* **Task statement**:
Return the lines below that carry the word "this".

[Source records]

# # #

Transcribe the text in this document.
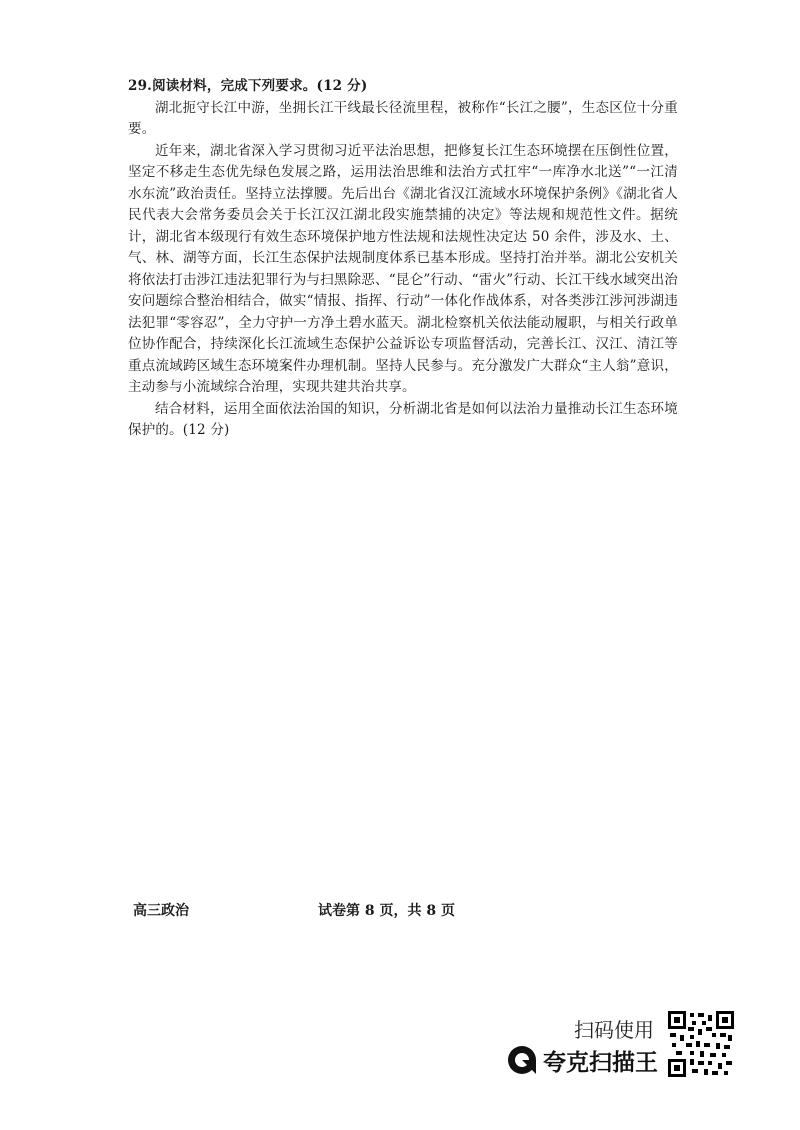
29.阅读材料，完成下列要求。(12 分)

湖北扼守长江中游，坐拥长江干线最长径流里程，被称作“长江之腰”，生态区位十分重要。

近年来，湖北省深入学习贯彻习近平法治思想，把修复长江生态环境摆在压倒性位置，坚定不移走生态优先绿色发展之路，运用法治思维和法治方式扛牢“一库净水北送”“一江清水东流”政治责任。坚持立法撑腰。先后出台《湖北省汉江流域水环境保护条例》《湖北省人民代表大会常务委员会关于长江汉江湖北段实施禁捕的决定》等法规和规范性文件。据统计，湖北省本级现行有效生态环境保护地方性法规和法规性决定达 50 余件，涉及水、土、气、林、湖等方面，长江生态保护法规制度体系已基本形成。坚持打治并举。湖北公安机关将依法打击涉江违法犯罪行为与扫黑除恶、“昆仑”行动、“雷火”行动、长江干线水域突出治安问题综合整治相结合，做实“情报、指挥、行动”一体化作战体系，对各类涉江涉河涉湖违法犯罪“零容忍”，全力守护一方净土碧水蓝天。湖北检察机关依法能动履职，与相关行政单位协作配合，持续深化长江流域生态保护公益诉讼专项监督活动，完善长江、汉江、清江等重点流域跨区域生态环境案件办理机制。坚持人民参与。充分激发广大群众“主人翁”意识，主动参与小流域综合治理，实现共建共治共享。

结合材料，运用全面依法治国的知识，分析湖北省是如何以法治力量推动长江生态环境保护的。(12 分)

高三政治	试卷第 8 页，共 8 页
扫码使用
夸克扫描王
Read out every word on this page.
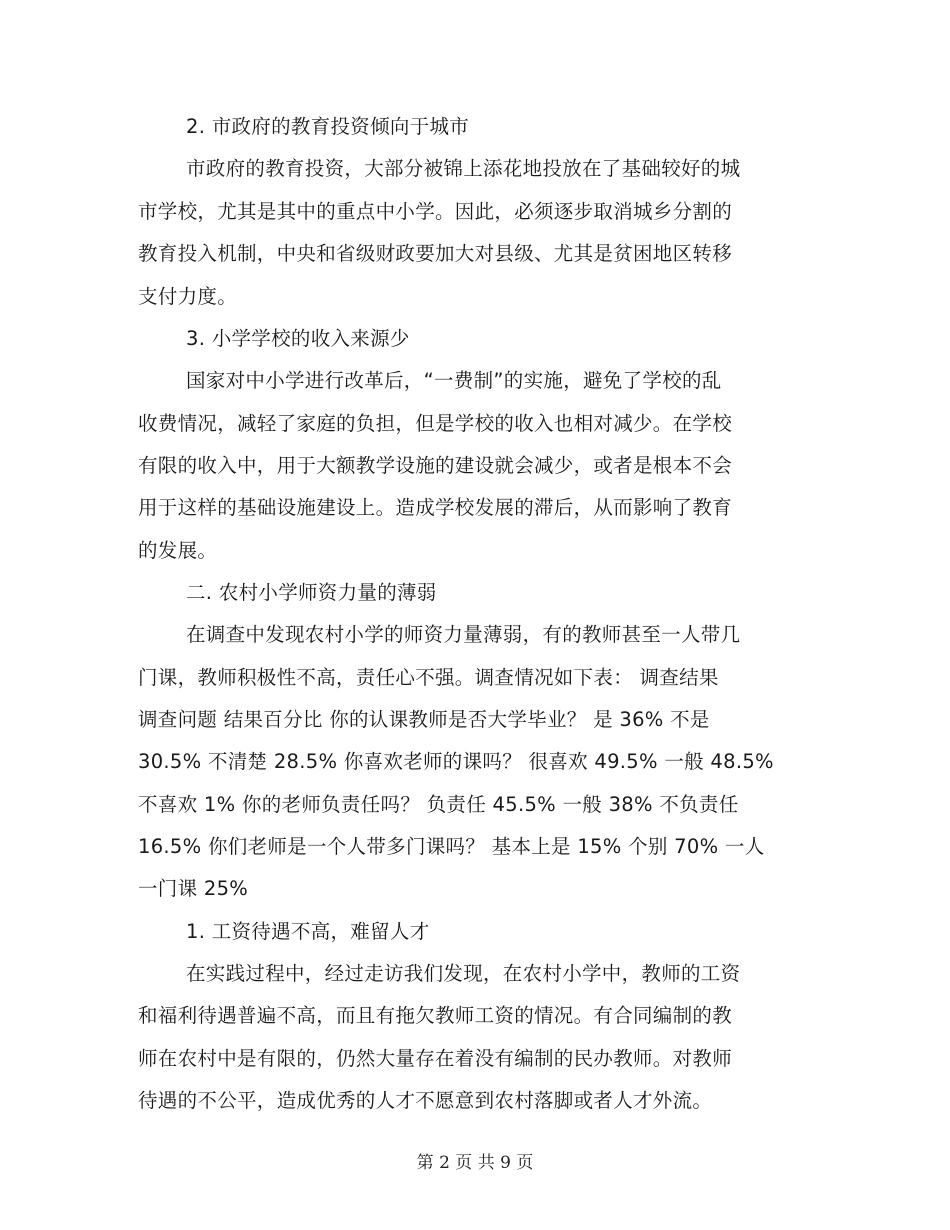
2. 市政府的教育投资倾向于城市
市政府的教育投资，大部分被锦上添花地投放在了基础较好的城
市学校，尤其是其中的重点中小学。因此，必须逐步取消城乡分割的
教育投入机制，中央和省级财政要加大对县级、尤其是贫困地区转移
支付力度。
3. 小学学校的收入来源少
国家对中小学进行改革后，“一费制”的实施，避免了学校的乱
收费情况，减轻了家庭的负担，但是学校的收入也相对减少。在学校
有限的收入中，用于大额教学设施的建设就会减少，或者是根本不会
用于这样的基础设施建设上。造成学校发展的滞后，从而影响了教育
的发展。
二. 农村小学师资力量的薄弱
在调查中发现农村小学的师资力量薄弱，有的教师甚至一人带几
门课，教师积极性不高，责任心不强。调查情况如下表： 调查结果
调查问题 结果百分比 你的认课教师是否大学毕业？ 是 36% 不是
30.5% 不清楚 28.5% 你喜欢老师的课吗？ 很喜欢 49.5% 一般 48.5%
不喜欢 1% 你的老师负责任吗？ 负责任 45.5% 一般 38% 不负责任
16.5% 你们老师是一个人带多门课吗？ 基本上是 15% 个别 70% 一人
一门课 25%
1. 工资待遇不高，难留人才
在实践过程中，经过走访我们发现，在农村小学中，教师的工资
和福利待遇普遍不高，而且有拖欠教师工资的情况。有合同编制的教
师在农村中是有限的，仍然大量存在着没有编制的民办教师。对教师
待遇的不公平，造成优秀的人才不愿意到农村落脚或者人才外流。
第 2 页 共 9 页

# # #

* **Finished answer**:
Transcribe the text in this document.
Read out every word on this page.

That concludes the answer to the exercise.